Given exercise
Check each line of the listing for the word "JSON" and report how many lines contain it, giving nothing but the number.

>>>>>

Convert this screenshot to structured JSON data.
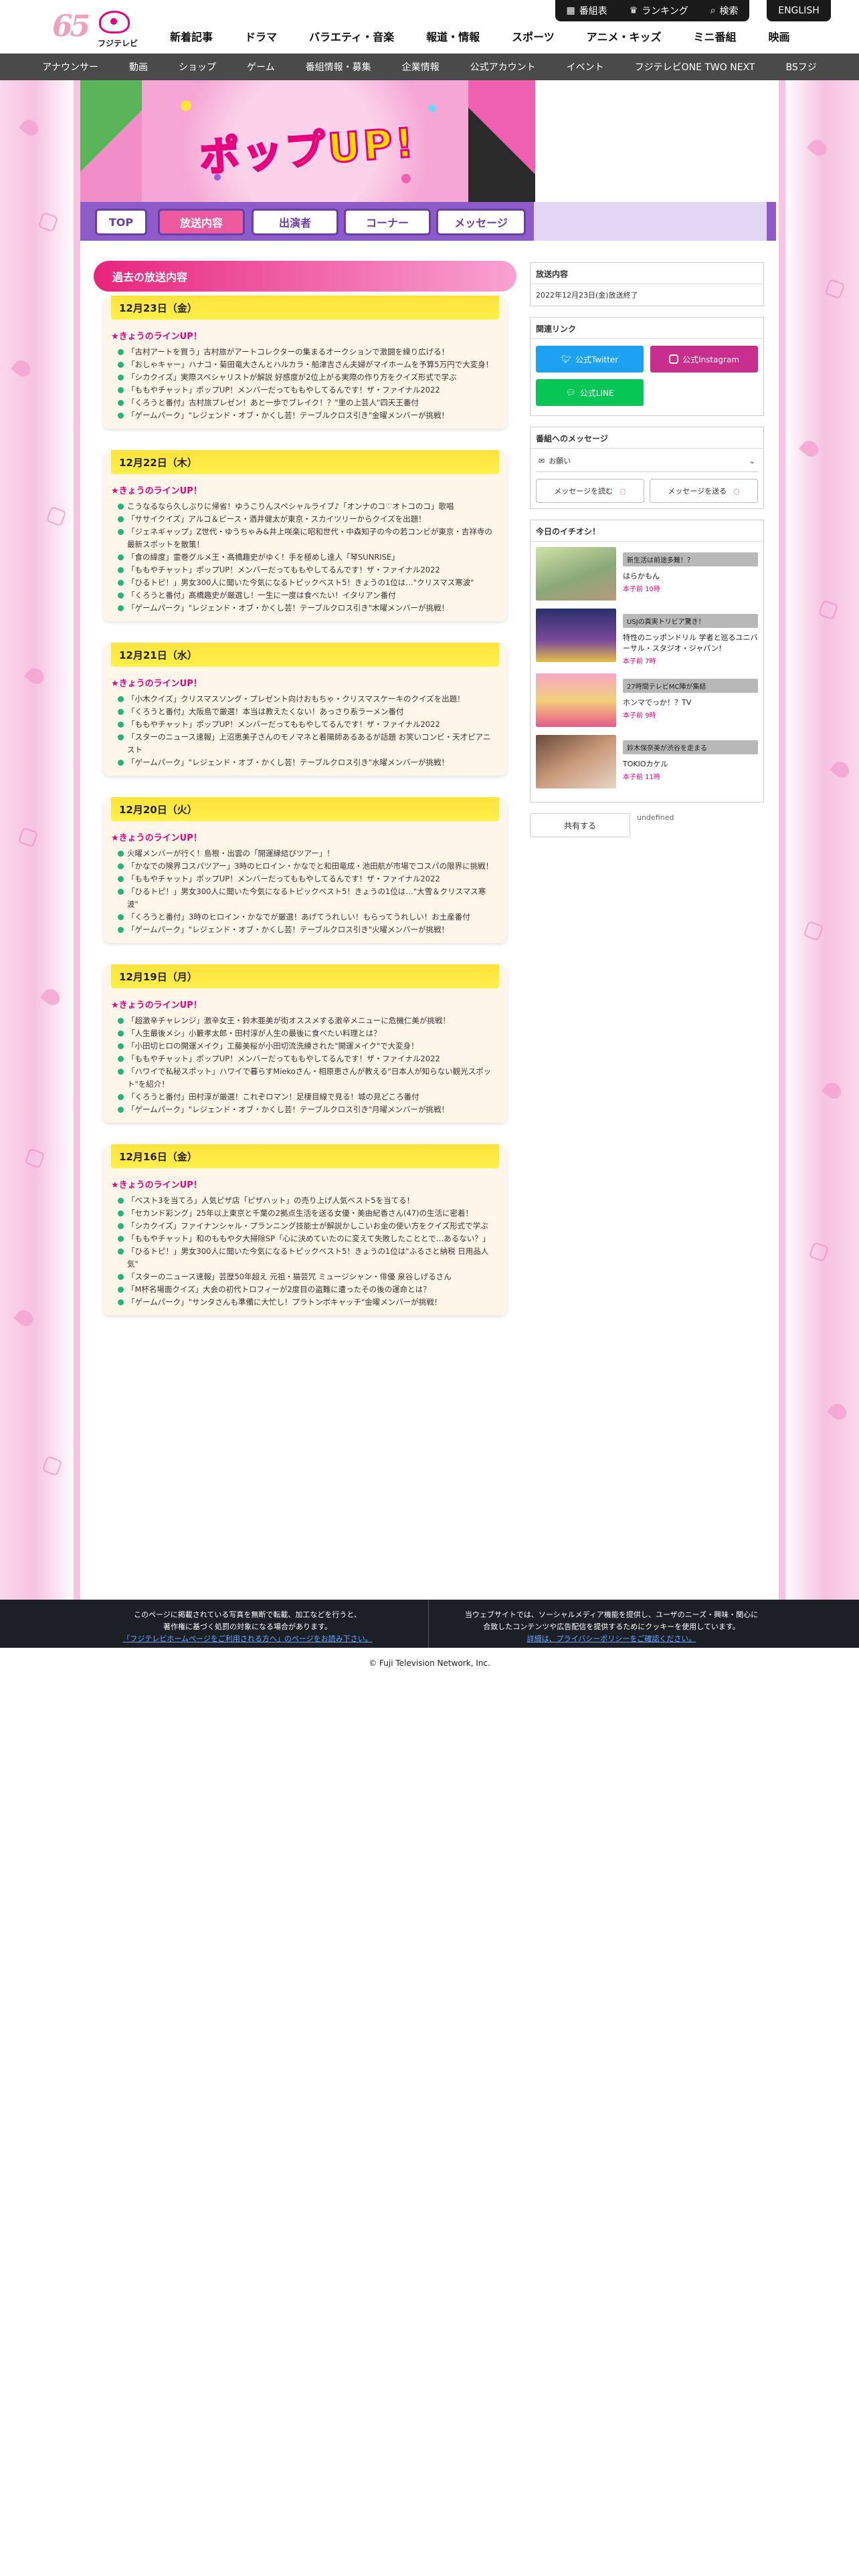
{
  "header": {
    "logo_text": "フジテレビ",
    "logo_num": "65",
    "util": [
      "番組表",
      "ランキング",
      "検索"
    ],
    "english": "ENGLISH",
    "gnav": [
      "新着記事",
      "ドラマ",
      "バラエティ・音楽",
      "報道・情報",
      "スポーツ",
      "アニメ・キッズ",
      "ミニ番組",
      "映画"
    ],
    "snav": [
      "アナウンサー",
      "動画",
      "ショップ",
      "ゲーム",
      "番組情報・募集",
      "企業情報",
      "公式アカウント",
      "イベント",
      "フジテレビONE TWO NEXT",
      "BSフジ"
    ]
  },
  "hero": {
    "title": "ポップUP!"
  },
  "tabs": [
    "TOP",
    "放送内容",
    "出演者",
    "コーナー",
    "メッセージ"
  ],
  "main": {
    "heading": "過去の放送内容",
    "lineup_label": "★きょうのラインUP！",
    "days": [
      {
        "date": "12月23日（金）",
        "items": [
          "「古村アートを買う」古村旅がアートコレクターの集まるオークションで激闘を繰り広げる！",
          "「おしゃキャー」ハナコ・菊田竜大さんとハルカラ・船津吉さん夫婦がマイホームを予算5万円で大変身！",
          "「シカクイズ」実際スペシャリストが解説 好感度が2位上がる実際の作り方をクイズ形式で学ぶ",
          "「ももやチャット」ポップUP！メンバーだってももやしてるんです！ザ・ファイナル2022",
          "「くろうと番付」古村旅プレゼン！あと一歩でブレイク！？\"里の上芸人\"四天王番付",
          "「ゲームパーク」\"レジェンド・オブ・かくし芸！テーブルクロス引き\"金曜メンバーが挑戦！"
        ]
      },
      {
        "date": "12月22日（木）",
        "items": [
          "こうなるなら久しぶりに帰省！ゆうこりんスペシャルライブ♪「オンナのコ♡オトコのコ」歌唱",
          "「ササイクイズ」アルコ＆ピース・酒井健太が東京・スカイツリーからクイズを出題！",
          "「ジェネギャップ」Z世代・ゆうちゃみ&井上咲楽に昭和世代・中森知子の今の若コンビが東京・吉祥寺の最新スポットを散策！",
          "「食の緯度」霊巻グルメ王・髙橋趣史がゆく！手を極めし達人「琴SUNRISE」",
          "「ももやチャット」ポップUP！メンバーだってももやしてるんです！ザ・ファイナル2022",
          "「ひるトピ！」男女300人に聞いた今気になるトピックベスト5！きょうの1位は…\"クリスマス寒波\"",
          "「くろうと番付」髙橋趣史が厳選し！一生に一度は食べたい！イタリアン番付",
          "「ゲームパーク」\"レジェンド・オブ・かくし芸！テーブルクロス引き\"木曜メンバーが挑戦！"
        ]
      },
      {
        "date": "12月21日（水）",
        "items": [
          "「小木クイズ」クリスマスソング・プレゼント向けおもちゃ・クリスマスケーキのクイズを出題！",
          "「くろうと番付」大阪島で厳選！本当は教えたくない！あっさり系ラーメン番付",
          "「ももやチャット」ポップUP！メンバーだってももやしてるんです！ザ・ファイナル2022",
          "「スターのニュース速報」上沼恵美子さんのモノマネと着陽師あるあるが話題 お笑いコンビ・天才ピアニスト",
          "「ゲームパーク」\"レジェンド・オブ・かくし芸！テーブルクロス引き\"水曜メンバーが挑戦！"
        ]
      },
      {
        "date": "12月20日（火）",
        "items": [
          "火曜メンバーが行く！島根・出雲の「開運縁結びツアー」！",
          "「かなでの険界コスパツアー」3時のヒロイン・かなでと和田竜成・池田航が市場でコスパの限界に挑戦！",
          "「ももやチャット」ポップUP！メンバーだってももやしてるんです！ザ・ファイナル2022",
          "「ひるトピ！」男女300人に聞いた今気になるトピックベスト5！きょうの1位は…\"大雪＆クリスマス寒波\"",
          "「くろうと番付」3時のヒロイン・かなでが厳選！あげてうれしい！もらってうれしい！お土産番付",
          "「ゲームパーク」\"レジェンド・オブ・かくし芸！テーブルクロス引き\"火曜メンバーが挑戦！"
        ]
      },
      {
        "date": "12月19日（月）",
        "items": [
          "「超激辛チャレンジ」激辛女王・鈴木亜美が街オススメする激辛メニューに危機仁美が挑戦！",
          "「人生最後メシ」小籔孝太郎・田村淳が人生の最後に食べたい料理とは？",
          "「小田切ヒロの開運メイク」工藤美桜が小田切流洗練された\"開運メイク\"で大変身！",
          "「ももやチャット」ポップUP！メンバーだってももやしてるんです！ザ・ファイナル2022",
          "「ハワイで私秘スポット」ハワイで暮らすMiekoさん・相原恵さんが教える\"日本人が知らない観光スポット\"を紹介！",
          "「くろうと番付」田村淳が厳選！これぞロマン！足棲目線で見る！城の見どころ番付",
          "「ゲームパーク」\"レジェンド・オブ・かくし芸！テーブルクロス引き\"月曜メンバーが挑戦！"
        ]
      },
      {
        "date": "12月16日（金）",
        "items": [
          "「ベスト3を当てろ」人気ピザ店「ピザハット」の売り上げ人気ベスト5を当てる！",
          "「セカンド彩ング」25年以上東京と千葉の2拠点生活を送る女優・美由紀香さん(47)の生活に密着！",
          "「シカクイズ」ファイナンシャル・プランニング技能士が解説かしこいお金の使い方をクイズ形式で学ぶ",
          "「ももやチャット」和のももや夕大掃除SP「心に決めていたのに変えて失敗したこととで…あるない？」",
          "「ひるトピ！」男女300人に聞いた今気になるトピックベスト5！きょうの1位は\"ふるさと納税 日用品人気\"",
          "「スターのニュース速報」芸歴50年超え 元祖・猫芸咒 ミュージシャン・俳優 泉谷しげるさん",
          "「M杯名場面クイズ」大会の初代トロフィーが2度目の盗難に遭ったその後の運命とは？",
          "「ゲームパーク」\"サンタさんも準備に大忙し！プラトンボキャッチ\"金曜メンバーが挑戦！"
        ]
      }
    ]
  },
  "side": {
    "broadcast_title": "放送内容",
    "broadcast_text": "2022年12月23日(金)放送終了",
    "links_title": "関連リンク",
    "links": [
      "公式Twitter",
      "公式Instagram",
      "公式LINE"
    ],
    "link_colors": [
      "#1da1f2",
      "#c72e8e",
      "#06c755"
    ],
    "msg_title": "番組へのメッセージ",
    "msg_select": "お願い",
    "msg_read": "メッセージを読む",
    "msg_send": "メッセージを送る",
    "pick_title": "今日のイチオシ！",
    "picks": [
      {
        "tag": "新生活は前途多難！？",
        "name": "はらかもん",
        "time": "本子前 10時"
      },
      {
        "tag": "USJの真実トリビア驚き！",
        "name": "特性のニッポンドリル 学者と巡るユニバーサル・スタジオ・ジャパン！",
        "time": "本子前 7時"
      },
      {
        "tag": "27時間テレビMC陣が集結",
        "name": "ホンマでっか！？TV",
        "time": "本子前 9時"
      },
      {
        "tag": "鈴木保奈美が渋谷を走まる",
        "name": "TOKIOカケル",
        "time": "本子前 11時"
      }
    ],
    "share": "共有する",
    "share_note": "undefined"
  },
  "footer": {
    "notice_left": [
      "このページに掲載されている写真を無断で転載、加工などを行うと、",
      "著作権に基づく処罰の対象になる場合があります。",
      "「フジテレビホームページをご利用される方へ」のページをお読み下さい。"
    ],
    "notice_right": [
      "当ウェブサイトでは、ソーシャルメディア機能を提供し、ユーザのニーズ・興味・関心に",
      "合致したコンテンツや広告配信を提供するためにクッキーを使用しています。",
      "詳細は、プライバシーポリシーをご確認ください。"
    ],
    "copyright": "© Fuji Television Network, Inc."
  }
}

<<<<<
>>>>>

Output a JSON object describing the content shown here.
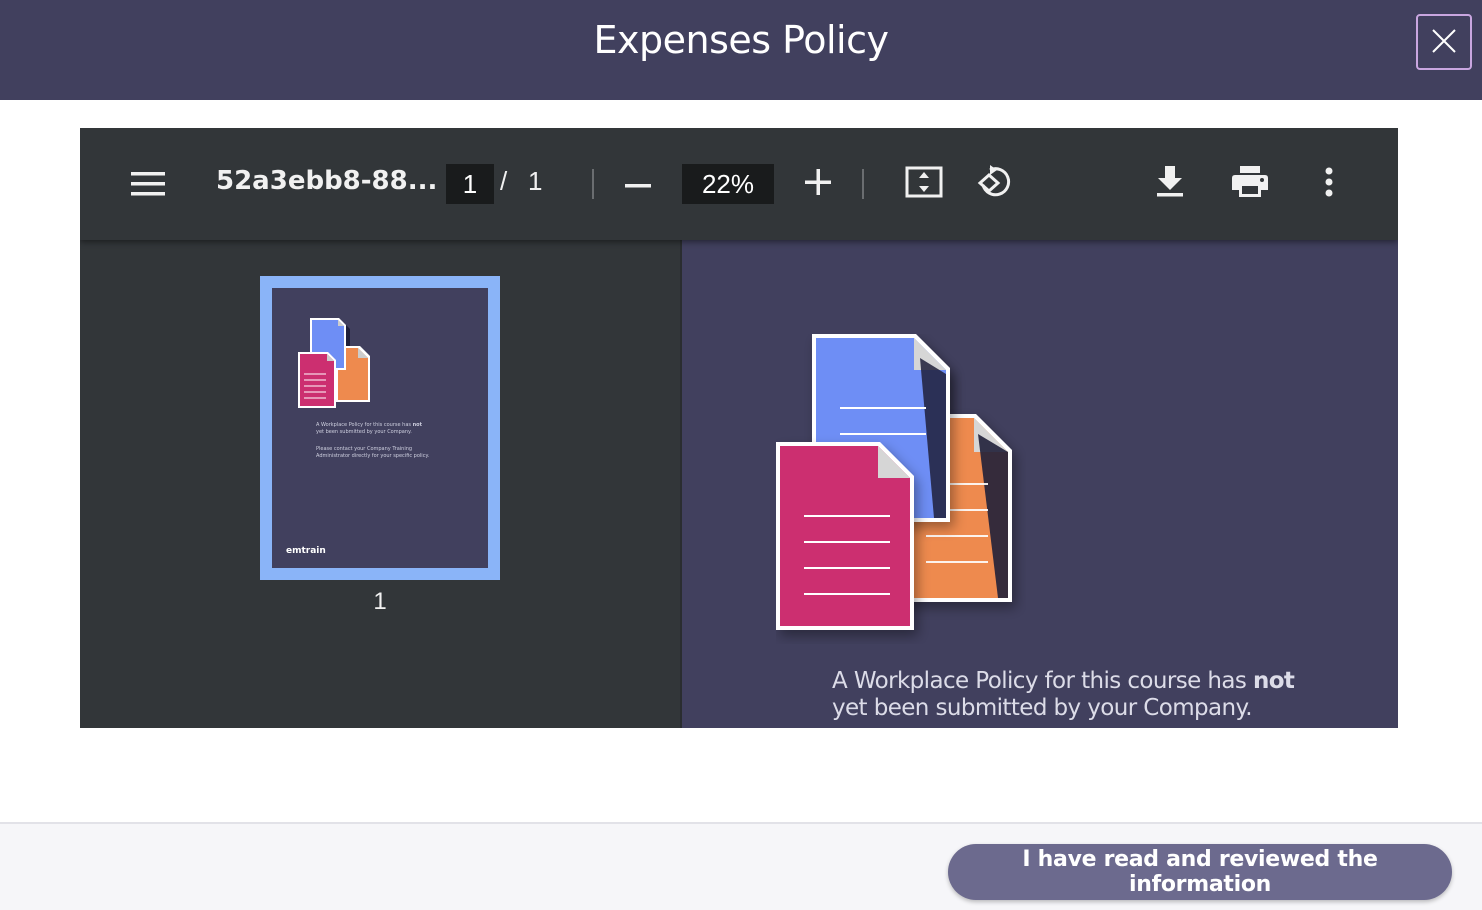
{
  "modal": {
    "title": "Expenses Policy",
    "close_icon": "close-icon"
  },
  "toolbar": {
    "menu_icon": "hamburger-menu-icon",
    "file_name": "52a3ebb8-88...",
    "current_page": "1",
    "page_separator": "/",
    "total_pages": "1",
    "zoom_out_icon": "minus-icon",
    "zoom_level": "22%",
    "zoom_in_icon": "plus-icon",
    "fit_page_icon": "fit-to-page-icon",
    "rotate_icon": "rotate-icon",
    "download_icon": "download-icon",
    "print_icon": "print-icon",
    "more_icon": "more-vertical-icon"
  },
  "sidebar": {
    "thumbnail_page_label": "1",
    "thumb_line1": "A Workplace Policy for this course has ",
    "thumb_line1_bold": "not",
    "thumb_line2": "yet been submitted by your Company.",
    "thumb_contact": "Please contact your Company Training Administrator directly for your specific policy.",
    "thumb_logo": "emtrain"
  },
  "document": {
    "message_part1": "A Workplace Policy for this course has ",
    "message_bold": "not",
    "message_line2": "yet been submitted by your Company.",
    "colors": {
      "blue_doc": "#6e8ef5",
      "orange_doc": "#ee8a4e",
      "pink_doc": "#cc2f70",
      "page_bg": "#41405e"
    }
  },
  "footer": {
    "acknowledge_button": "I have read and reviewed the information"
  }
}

<<<<<

The response
2